[Data excerpts]
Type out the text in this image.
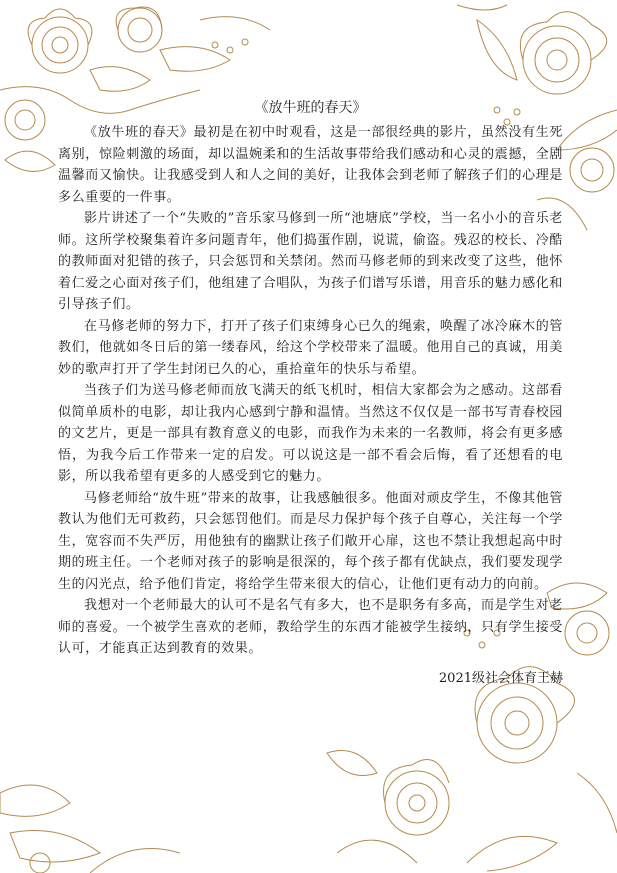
《放牛班的春天》

《放牛班的春天》最初是在初中时观看，这是一部很经典的影片，虽然没有生死离别，惊险刺激的场面，却以温婉柔和的生活故事带给我们感动和心灵的震撼，全剧温馨而又愉快。让我感受到人和人之间的美好，让我体会到老师了解孩子们的心理是多么重要的一件事。

影片讲述了一个“失败的”音乐家马修到一所“池塘底”学校，当一名小小的音乐老师。这所学校聚集着许多问题青年，他们捣蛋作剧，说谎，偷盗。残忍的校长、冷酷的教师面对犯错的孩子，只会惩罚和关禁闭。然而马修老师的到来改变了这些，他怀着仁爱之心面对孩子们，他组建了合唱队，为孩子们谱写乐谱，用音乐的魅力感化和引导孩子们。

在马修老师的努力下，打开了孩子们束缚身心已久的绳索，唤醒了冰冷麻木的管教们，他就如冬日后的第一缕春风，给这个学校带来了温暖。他用自己的真诚，用美妙的歌声打开了学生封闭已久的心，重拾童年的快乐与希望。

当孩子们为送马修老师而放飞满天的纸飞机时，相信大家都会为之感动。这部看似简单质朴的电影，却让我内心感到宁静和温情。当然这不仅仅是一部书写青春校园的文艺片，更是一部具有教育意义的电影，而我作为未来的一名教师，将会有更多感悟，为我今后工作带来一定的启发。可以说这是一部不看会后悔，看了还想看的电影，所以我希望有更多的人感受到它的魅力。

马修老师给“放牛班”带来的故事，让我感触很多。他面对顽皮学生，不像其他管教认为他们无可救药，只会惩罚他们。而是尽力保护每个孩子自尊心，关注每一个学生，宽容而不失严厉，用他独有的幽默让孩子们敞开心扉，这也不禁让我想起高中时期的班主任。一个老师对孩子的影响是很深的，每个孩子都有优缺点，我们要发现学生的闪光点，给予他们肯定，将给学生带来很大的信心，让他们更有动力的向前。

我想对一个老师最大的认可不是名气有多大，也不是职务有多高，而是学生对老师的喜爱。一个被学生喜欢的老师，教给学生的东西才能被学生接纳，只有学生接受认可，才能真正达到教育的效果。

2021级社会体育王赫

TASK:
Output a faithful copy of the data, with each picture left out.

COMPLETE ANSWER:
Type out the text in this image.
《放牛班的春天》

《放牛班的春天》最初是在初中时观看，这是一部很经典的影片，虽然没有生死离别，惊险刺激的场面，却以温婉柔和的生活故事带给我们感动和心灵的震撼，全剧温馨而又愉快。让我感受到人和人之间的美好，让我体会到老师了解孩子们的心理是多么重要的一件事。

影片讲述了一个“失败的”音乐家马修到一所“池塘底”学校，当一名小小的音乐老师。这所学校聚集着许多问题青年，他们捣蛋作剧，说谎，偷盗。残忍的校长、冷酷的教师面对犯错的孩子，只会惩罚和关禁闭。然而马修老师的到来改变了这些，他怀着仁爱之心面对孩子们，他组建了合唱队，为孩子们谱写乐谱，用音乐的魅力感化和引导孩子们。

在马修老师的努力下，打开了孩子们束缚身心已久的绳索，唤醒了冰冷麻木的管教们，他就如冬日后的第一缕春风，给这个学校带来了温暖。他用自己的真诚，用美妙的歌声打开了学生封闭已久的心，重拾童年的快乐与希望。

当孩子们为送马修老师而放飞满天的纸飞机时，相信大家都会为之感动。这部看似简单质朴的电影，却让我内心感到宁静和温情。当然这不仅仅是一部书写青春校园的文艺片，更是一部具有教育意义的电影，而我作为未来的一名教师，将会有更多感悟，为我今后工作带来一定的启发。可以说这是一部不看会后悔，看了还想看的电影，所以我希望有更多的人感受到它的魅力。

马修老师给“放牛班”带来的故事，让我感触很多。他面对顽皮学生，不像其他管教认为他们无可救药，只会惩罚他们。而是尽力保护每个孩子自尊心，关注每一个学生，宽容而不失严厉，用他独有的幽默让孩子们敞开心扉，这也不禁让我想起高中时期的班主任。一个老师对孩子的影响是很深的，每个孩子都有优缺点，我们要发现学生的闪光点，给予他们肯定，将给学生带来很大的信心，让他们更有动力的向前。

我想对一个老师最大的认可不是名气有多大，也不是职务有多高，而是学生对老师的喜爱。一个被学生喜欢的老师，教给学生的东西才能被学生接纳，只有学生接受认可，才能真正达到教育的效果。

2021级社会体育王赫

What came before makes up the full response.